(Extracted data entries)
========================

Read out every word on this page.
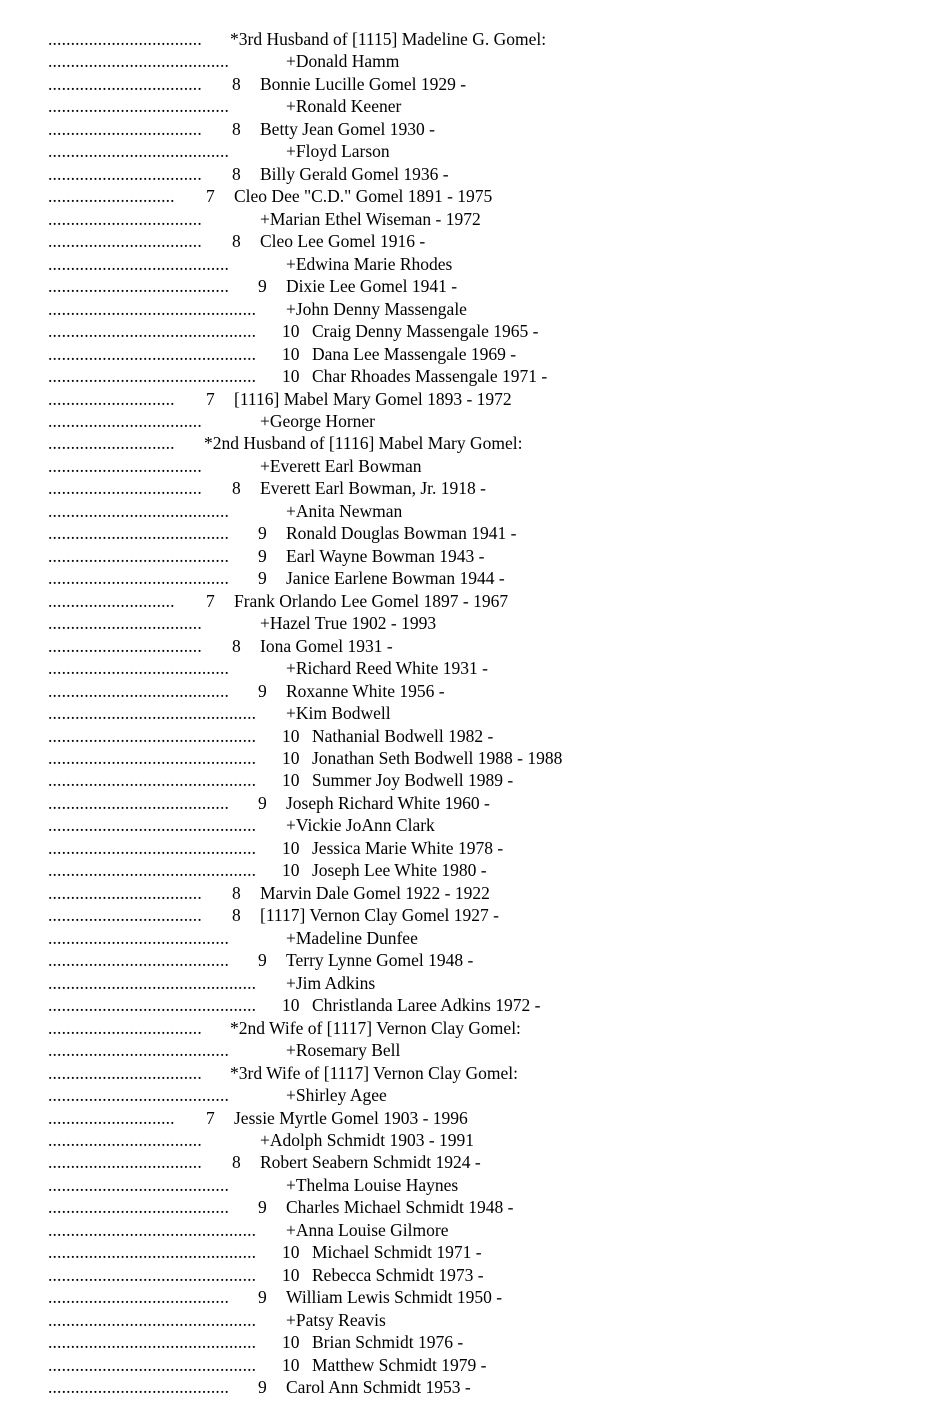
.................................. *3rd Husband of [1115] Madeline G. Gomel:
........................................	+Donald Hamm
.................................. 8 Bonnie Lucille Gomel 1929 -
........................................	+Ronald Keener
.................................. 8 Betty Jean Gomel 1930 -
........................................	+Floyd Larson
.................................. 8 Billy Gerald Gomel 1936 -
............................ 7 Cleo Dee "C.D." Gomel 1891 - 1975
..................................	+Marian Ethel Wiseman - 1972
.................................. 8 Cleo Lee Gomel 1916 -
........................................	+Edwina Marie Rhodes
........................................ 9 Dixie Lee Gomel 1941 -
.............................................. +John Denny Massengale
.............................................. 10 Craig Denny Massengale 1965 -
.............................................. 10 Dana Lee Massengale 1969 -
.............................................. 10 Char Rhoades Massengale 1971 -
............................ 7 [1116] Mabel Mary Gomel 1893 - 1972
..................................	+George Horner
............................ *2nd Husband of [1116] Mabel Mary Gomel:
..................................	+Everett Earl Bowman
.................................. 8 Everett Earl Bowman, Jr. 1918 -
........................................	+Anita Newman
........................................ 9 Ronald Douglas Bowman 1941 -
........................................ 9 Earl Wayne Bowman 1943 -
........................................ 9 Janice Earlene Bowman 1944 -
............................ 7 Frank Orlando Lee Gomel 1897 - 1967
..................................	+Hazel True 1902 - 1993
.................................. 8 Iona Gomel 1931 -
........................................	+Richard Reed White 1931 -
........................................ 9 Roxanne White 1956 -
.............................................. +Kim Bodwell
.............................................. 10 Nathanial Bodwell 1982 -
.............................................. 10 Jonathan Seth Bodwell 1988 - 1988
.............................................. 10 Summer Joy Bodwell 1989 -
........................................ 9 Joseph Richard White 1960 -
.............................................. +Vickie JoAnn Clark
.............................................. 10 Jessica Marie White 1978 -
.............................................. 10 Joseph Lee White 1980 -
.................................. 8 Marvin Dale Gomel 1922 - 1922
.................................. 8 [1117] Vernon Clay Gomel 1927 -
........................................	+Madeline Dunfee
........................................ 9 Terry Lynne Gomel 1948 -
.............................................. +Jim Adkins
.............................................. 10 Christlanda Laree Adkins 1972 -
.................................. *2nd Wife of [1117] Vernon Clay Gomel:
........................................	+Rosemary Bell
.................................. *3rd Wife of [1117] Vernon Clay Gomel:
........................................	+Shirley Agee
............................ 7 Jessie Myrtle Gomel 1903 - 1996
..................................	+Adolph Schmidt 1903 - 1991
.................................. 8 Robert Seabern Schmidt 1924 -
........................................	+Thelma Louise Haynes
........................................ 9 Charles Michael Schmidt 1948 -
.............................................. +Anna Louise Gilmore
.............................................. 10 Michael Schmidt 1971 -
.............................................. 10 Rebecca Schmidt 1973 -
........................................ 9 William Lewis Schmidt 1950 -
.............................................. +Patsy Reavis
.............................................. 10 Brian Schmidt 1976 -
.............................................. 10 Matthew Schmidt 1979 -
........................................ 9 Carol Ann Schmidt 1953 -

========================

### EXERCISE BRIEF:
From the listing above, pick out every line containing "Bowman".

### OUTPUT OF THE TASK:
..................................	+Everett Earl Bowman
.................................. 8 Everett Earl Bowman, Jr. 1918 -
........................................ 9 Ronald Douglas Bowman 1941 -
........................................ 9 Earl Wayne Bowman 1943 -
........................................ 9 Janice Earlene Bowman 1944 -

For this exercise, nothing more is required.